- **Data entries**:
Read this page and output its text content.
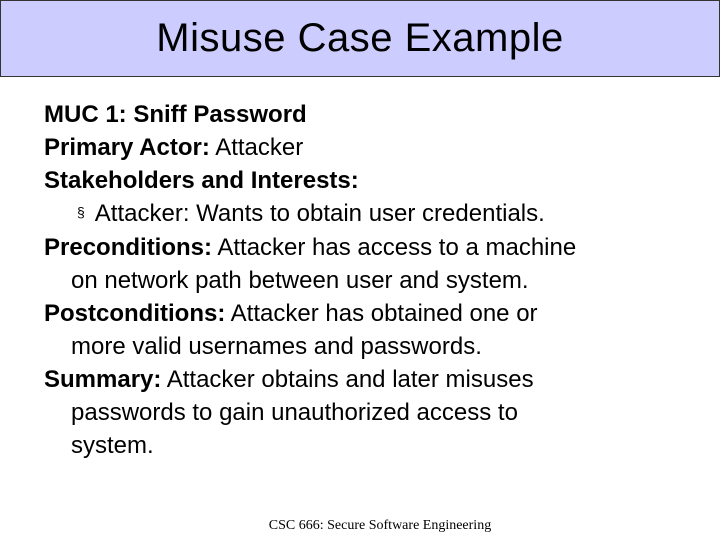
Misuse Case Example
MUC 1: Sniff Password
Primary Actor: Attacker
Stakeholders and Interests:
§ Attacker: Wants to obtain user credentials.
Preconditions: Attacker has access to a machine
on network path between user and system.
Postconditions: Attacker has obtained one or
more valid usernames and passwords.
Summary: Attacker obtains and later misuses
passwords to gain unauthorized access to
system.
CSC 666: Secure Software Engineering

- **Objective**: Reproduce the entries above exactly. Do not include the images.

- **Exercise response**:
Read this page and output its text content.
Misuse Case Example
MUC 1: Sniff Password
Primary Actor: Attacker
Stakeholders and Interests:
§ Attacker: Wants to obtain user credentials.
Preconditions: Attacker has access to a machine
on network path between user and system.
Postconditions: Attacker has obtained one or
more valid usernames and passwords.
Summary: Attacker obtains and later misuses
passwords to gain unauthorized access to
system.
CSC 666: Secure Software Engineering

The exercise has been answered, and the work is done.